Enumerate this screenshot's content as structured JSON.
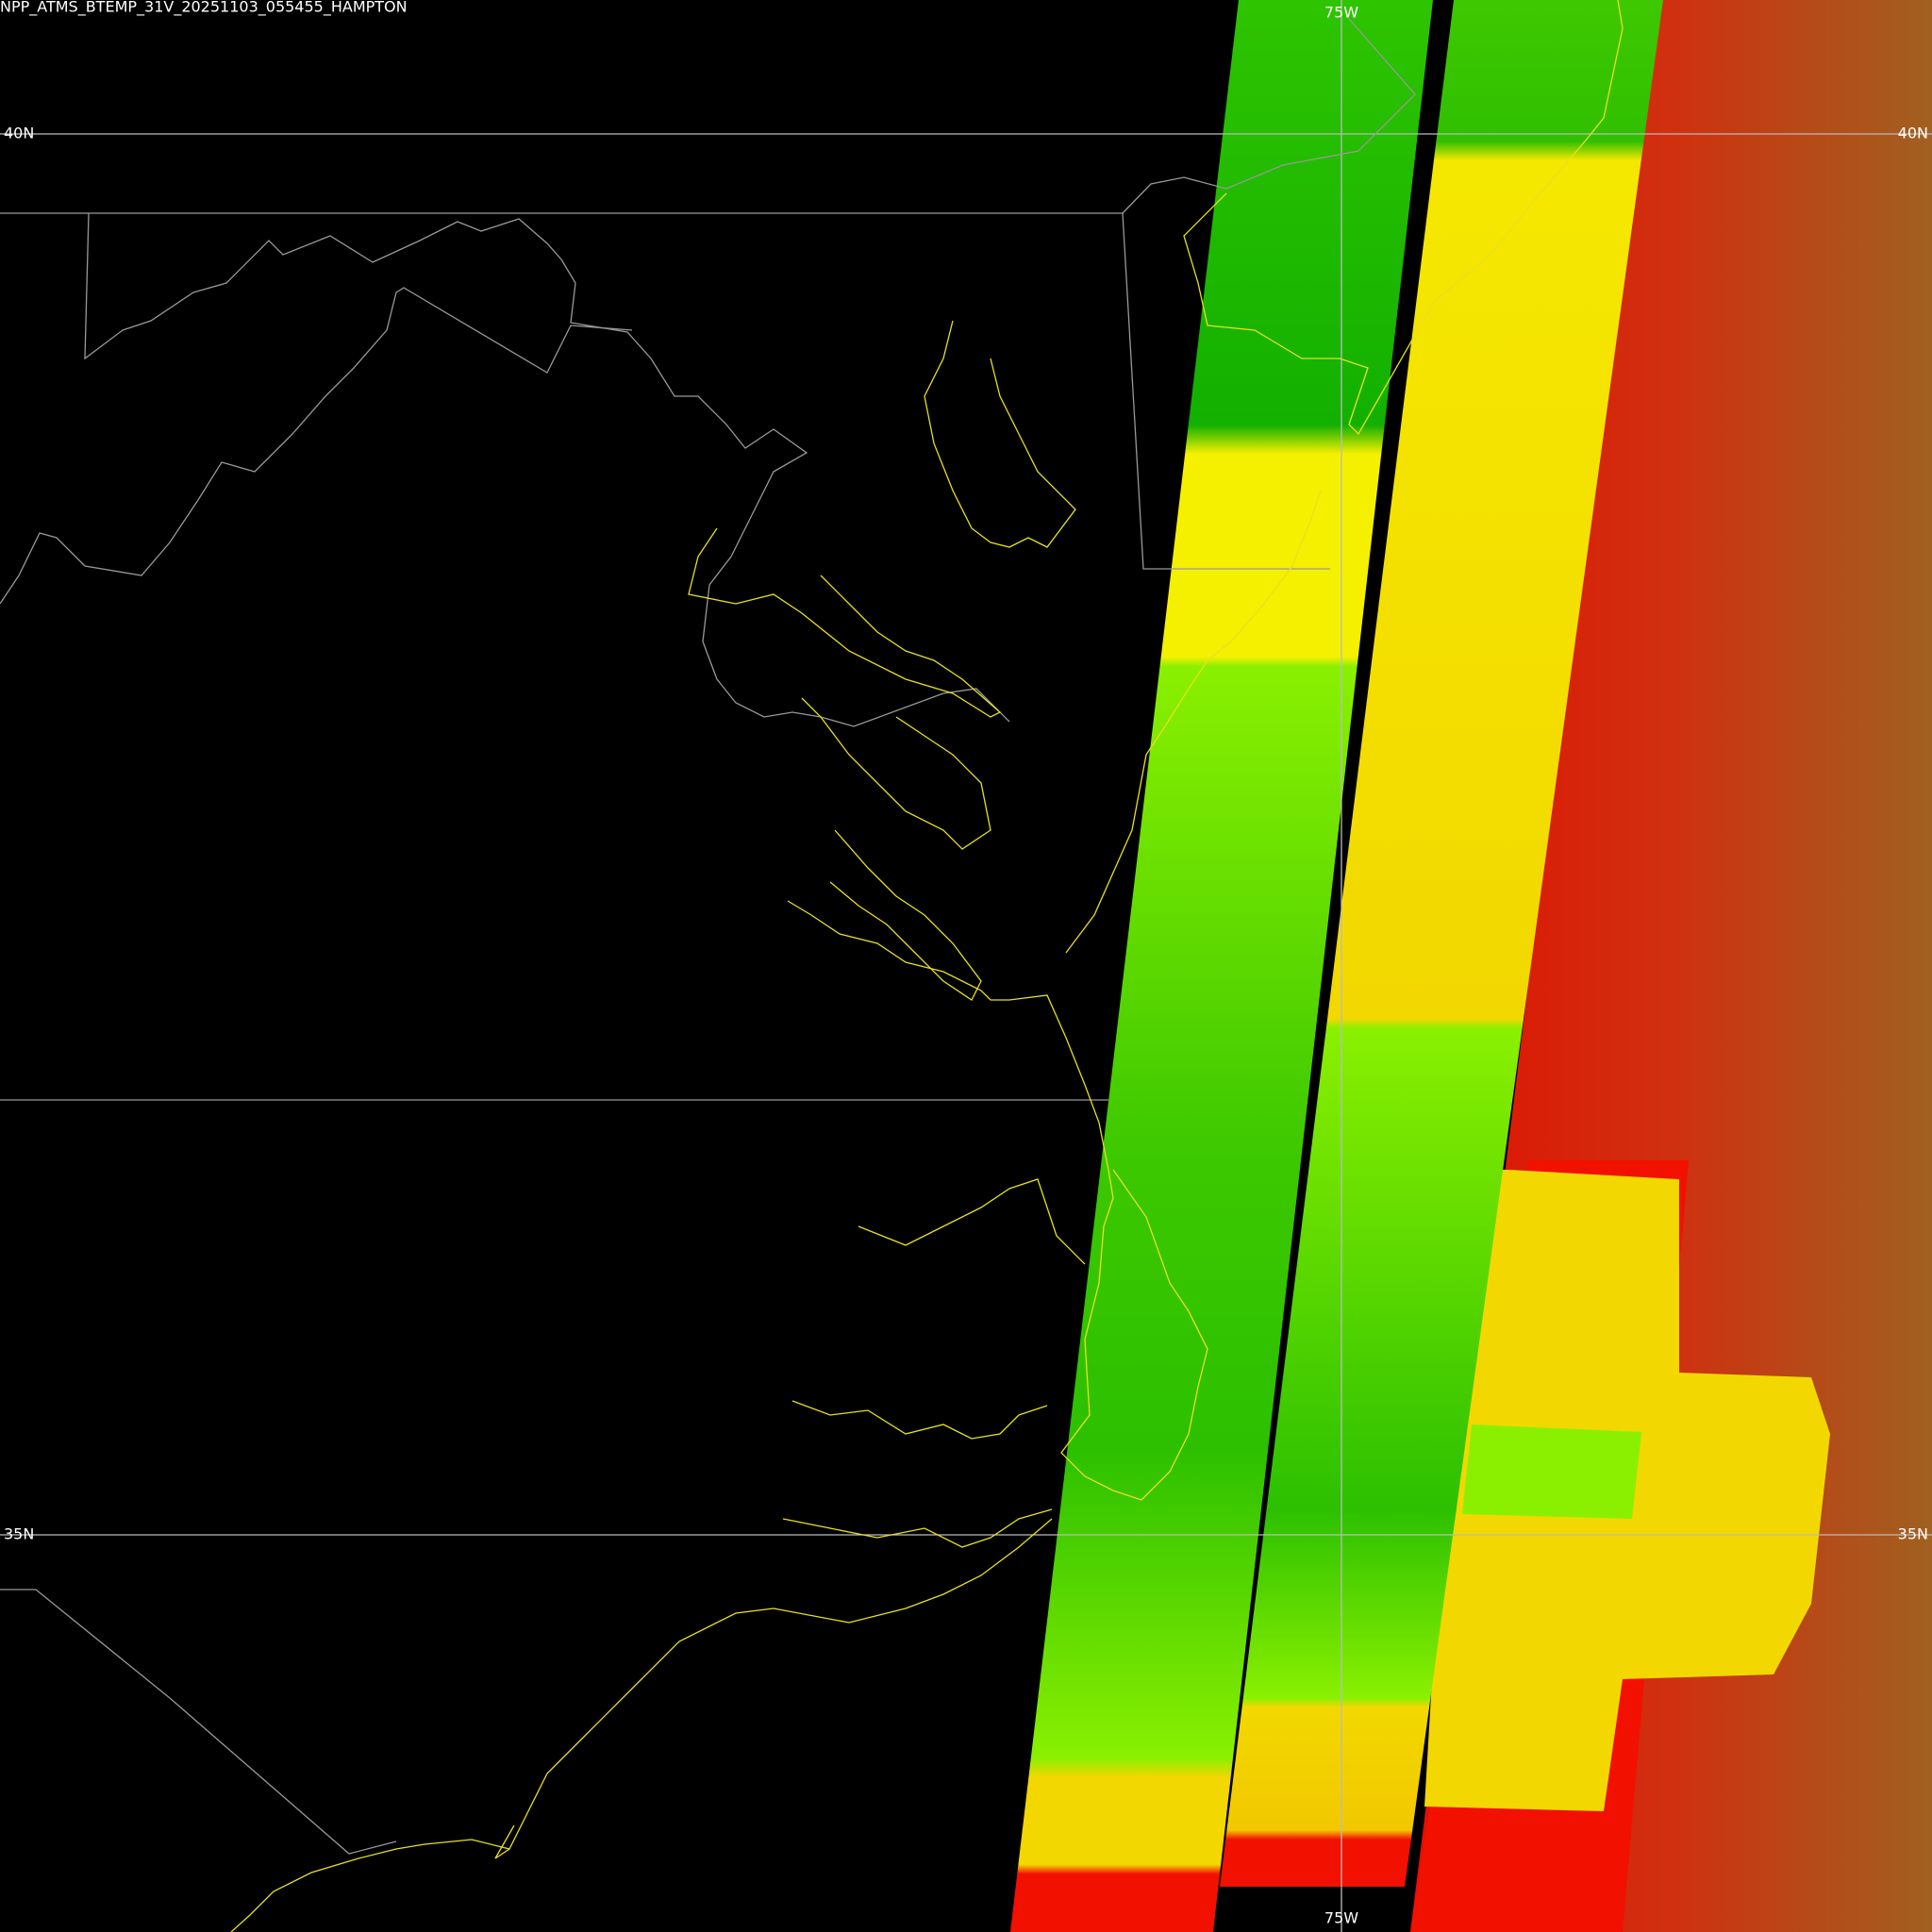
{
  "header": {
    "title": "NPP_ATMS_BTEMP_31V_20251103_055455_HAMPTON"
  },
  "graticule": {
    "meridians": [
      {
        "label": "75W"
      }
    ],
    "parallels": [
      {
        "label": "40N"
      },
      {
        "label": "35N"
      }
    ]
  }
}
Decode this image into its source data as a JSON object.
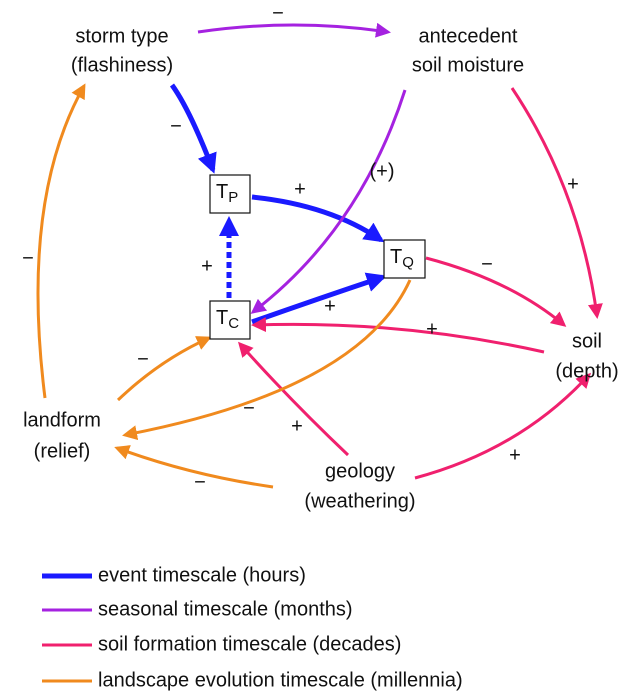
{
  "nodes": [
    {
      "lines": [
        "storm type",
        "(flashiness)"
      ]
    },
    {
      "lines": [
        "antecedent",
        "soil moisture"
      ]
    },
    {
      "label": "T",
      "sub": "P"
    },
    {
      "label": "T",
      "sub": "Q"
    },
    {
      "label": "T",
      "sub": "C"
    },
    {
      "lines": [
        "soil",
        "(depth)"
      ]
    },
    {
      "lines": [
        "landform",
        "(relief)"
      ]
    },
    {
      "lines": [
        "geology",
        "(weathering)"
      ]
    }
  ],
  "edges": [
    {
      "sign": "−"
    },
    {
      "sign": "−"
    },
    {
      "sign": "+"
    },
    {
      "sign": "+"
    },
    {
      "sign": "+"
    },
    {
      "sign": "(+)"
    },
    {
      "sign": "+"
    },
    {
      "sign": "−"
    },
    {
      "sign": "+"
    },
    {
      "sign": "+"
    },
    {
      "sign": "+"
    },
    {
      "sign": "−"
    },
    {
      "sign": "−"
    },
    {
      "sign": "−"
    },
    {
      "sign": "−"
    }
  ],
  "legend": [
    "event timescale (hours)",
    "seasonal timescale (months)",
    "soil formation timescale (decades)",
    "landscape evolution timescale (millennia)"
  ]
}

- GIVEN TASK
Write out the listing word for word, omitting the pictures it holds.

- RESULT BELOW
Enumerate this screenshot's content as structured JSON.
{
  "header": {
    "title": "NPP_ATMS_BTEMP_31V_20251103_055455_HAMPTON"
  },
  "graticule": {
    "meridians": [
      {
        "label": "75W"
      }
    ],
    "parallels": [
      {
        "label": "40N"
      },
      {
        "label": "35N"
      }
    ]
  }
}
Decode this image into its source data as a JSON object.
{
  "nodes": [
    {
      "lines": [
        "storm type",
        "(flashiness)"
      ]
    },
    {
      "lines": [
        "antecedent",
        "soil moisture"
      ]
    },
    {
      "label": "T",
      "sub": "P"
    },
    {
      "label": "T",
      "sub": "Q"
    },
    {
      "label": "T",
      "sub": "C"
    },
    {
      "lines": [
        "soil",
        "(depth)"
      ]
    },
    {
      "lines": [
        "landform",
        "(relief)"
      ]
    },
    {
      "lines": [
        "geology",
        "(weathering)"
      ]
    }
  ],
  "edges": [
    {
      "sign": "−"
    },
    {
      "sign": "−"
    },
    {
      "sign": "+"
    },
    {
      "sign": "+"
    },
    {
      "sign": "+"
    },
    {
      "sign": "(+)"
    },
    {
      "sign": "+"
    },
    {
      "sign": "−"
    },
    {
      "sign": "+"
    },
    {
      "sign": "+"
    },
    {
      "sign": "+"
    },
    {
      "sign": "−"
    },
    {
      "sign": "−"
    },
    {
      "sign": "−"
    },
    {
      "sign": "−"
    }
  ],
  "legend": [
    "event timescale (hours)",
    "seasonal timescale (months)",
    "soil formation timescale (decades)",
    "landscape evolution timescale (millennia)"
  ]
}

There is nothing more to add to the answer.